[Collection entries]
*-*-*

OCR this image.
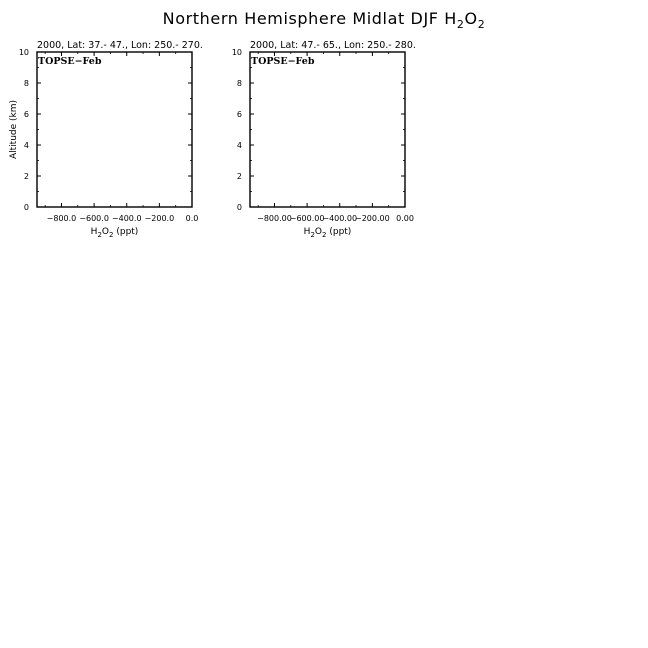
Northern Hemisphere Midlat DJF $H_2O_2$
2000, Lat: 37.- 47., Lon: 250.- 270.
TOPSE−Feb
0
2
4
6
8
10
−800.0 −600.0 −400.0 −200.0 0.0
$H_2O_2$ (ppt)
Altitude (km)
2000, Lat: 47.- 65., Lon: 250.- 280.
TOPSE−Feb
0
2
4
6
8
10
−800.00
−600.00
−400.00
−200.00 0.00
$H_2O_2$ (ppt)
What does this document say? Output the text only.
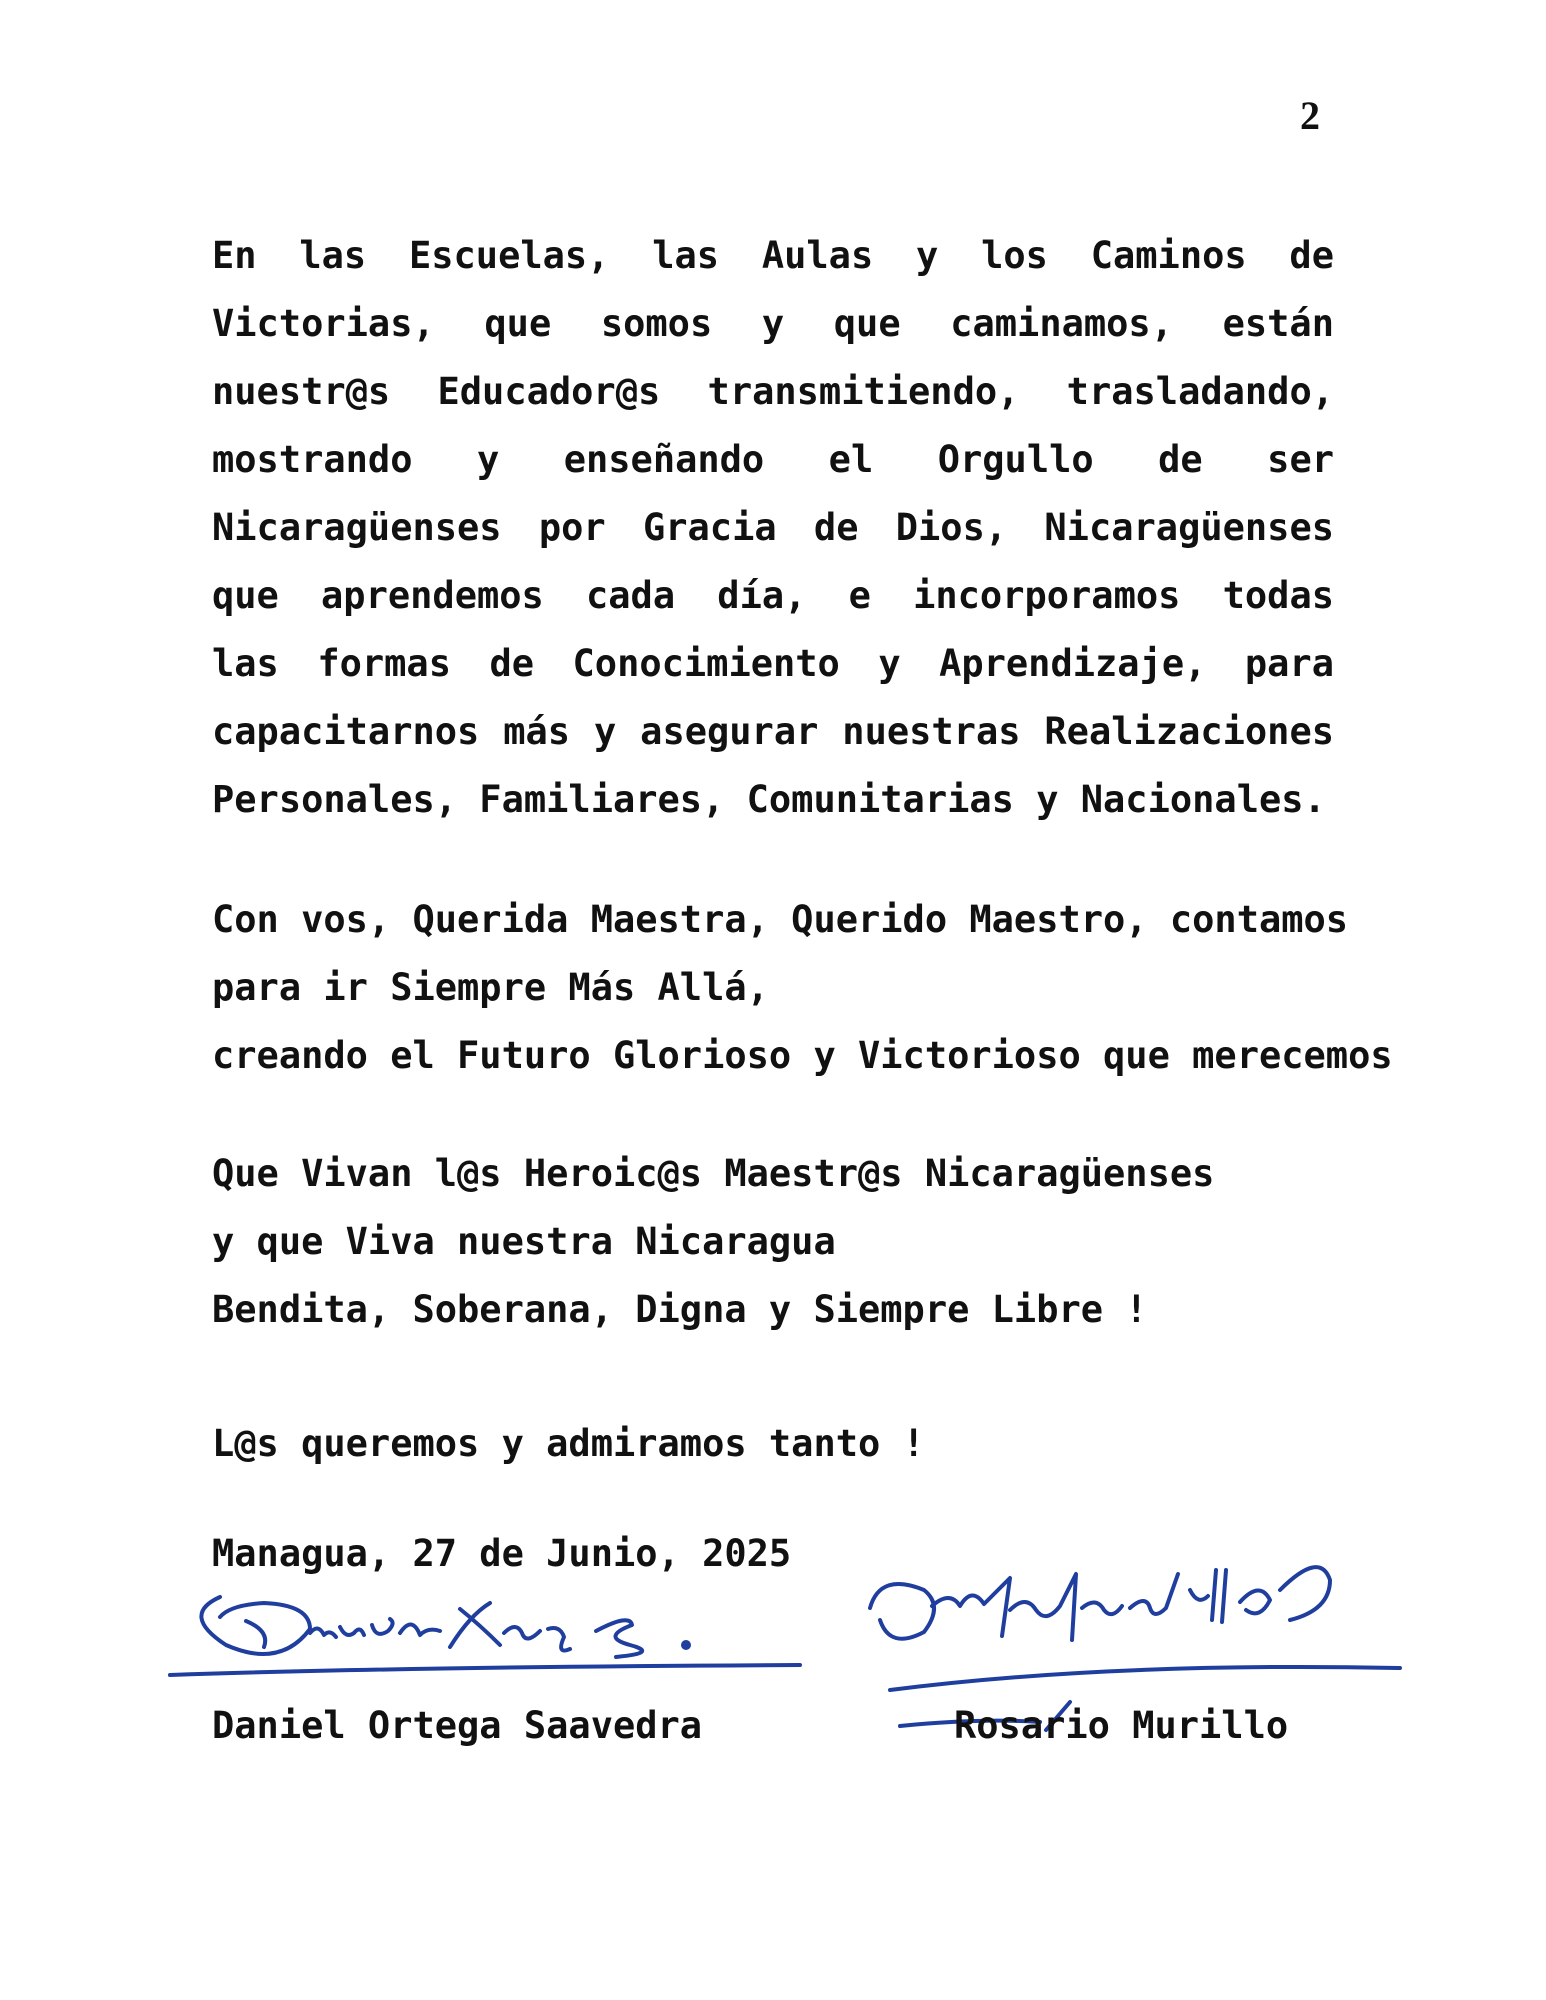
2
En las Escuelas, las Aulas y los Caminos de
Victorias, que somos y que caminamos, están
nuestr@s Educador@s transmitiendo, trasladando,
mostrando y enseñando el Orgullo de ser
Nicaragüenses por Gracia de Dios, Nicaragüenses
que aprendemos cada día, e incorporamos todas
las formas de Conocimiento y Aprendizaje, para
capacitarnos más y asegurar nuestras Realizaciones
Personales, Familiares, Comunitarias y Nacionales.
Con vos, Querida Maestra, Querido Maestro, contamos
para ir Siempre Más Allá,
creando el Futuro Glorioso y Victorioso que merecemos
Que Vivan l@s Heroic@s Maestr@s Nicaragüenses
y que Viva nuestra Nicaragua
Bendita, Soberana, Digna y Siempre Libre !
L@s queremos y admiramos tanto !
Managua, 27 de Junio, 2025
Daniel Ortega Saavedra	Rosario Murillo
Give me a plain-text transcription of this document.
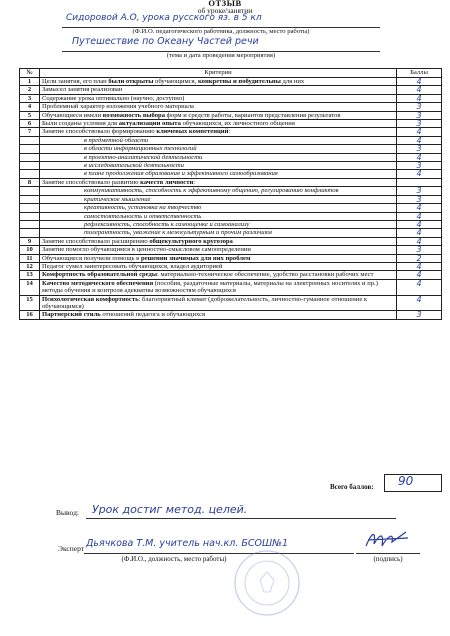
ОТЗЫВ
об уроке/занятии
Сидоровой А.О, урока русского яз. в 5 кл
(Ф.И.О. педагогического работника, должность, место работы)
Путешествие по Океану Частей речи
(тема и дата проведения мероприятия)
№	Критерии	Баллы
1	Цели занятия, его план были открыты обучающимся, конкретны и побудительны для них	4
2	Замысел занятия реализован	4
3	Содержание урока оптимально (научно, доступно)	4
4	Проблемный характер изложения учебного материала	3
5	Обучающиеся имели возможность выбора форм и средств работы, вариантов представления результатов	3
6	Были созданы условия для актуализации опыта обучающихся, их личностного общения	3
7	Занятие способствовало формированию ключевых компетенций:	4
	в предметной области	4
	в области информационных технологий	3
	в проектно-аналитической деятельности	4
	в исследовательской деятельности	3
	в плане продолжения образования и эффективного самообразования	4
8	Занятие способствовало развитию качеств личности:	
	коммуникативность, способность к эффективному общению, регулированию конфликтов	3
	критическое мышление	3
	креативность, установка на творчество	4
	самостоятельность и ответственность	4
	рефлексивность, способность к самооценке и самоанализу	4
	толерантность, уважение к межкультурным и прочим различиям	4
9	Занятие способствовало расширению общекультурного кругозора	4
10	Занятие помогло обучающимся в ценностно-смысловом самоопределении	3
11	Обучающиеся получили помощь в решении значимых для них проблем	2
12	Педагог сумел заинтересовать обучающихся, владел аудиторией	4
13	Комфортность образовательной среды: материально-техническое обеспечение, удобство расстановки рабочих мест	4
14	Качество методического обеспечения (пособия, раздаточные материалы, материалы на электронных носителях и пр.) методы обучения и контроля адекватны возможностям обучающихся	4
15	Психологическая комфортность: благоприятный климат (доброжелательность, личностно-гуманное отношение к обучающимся)	4
16	Партнерский стиль отношений педагога и обучающихся	3
Всего баллов: 90
Вывод: Урок достиг метод. целей.
Эксперт Дьячкова Т.М. учитель нач.кл. БСОШ№1
(Ф.И.О., должность, место работы)	(подпись)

*-*-*

PROBLEM> Report only the number of lines in the data above that contain "способствовало".

COMPLETED TASK> 3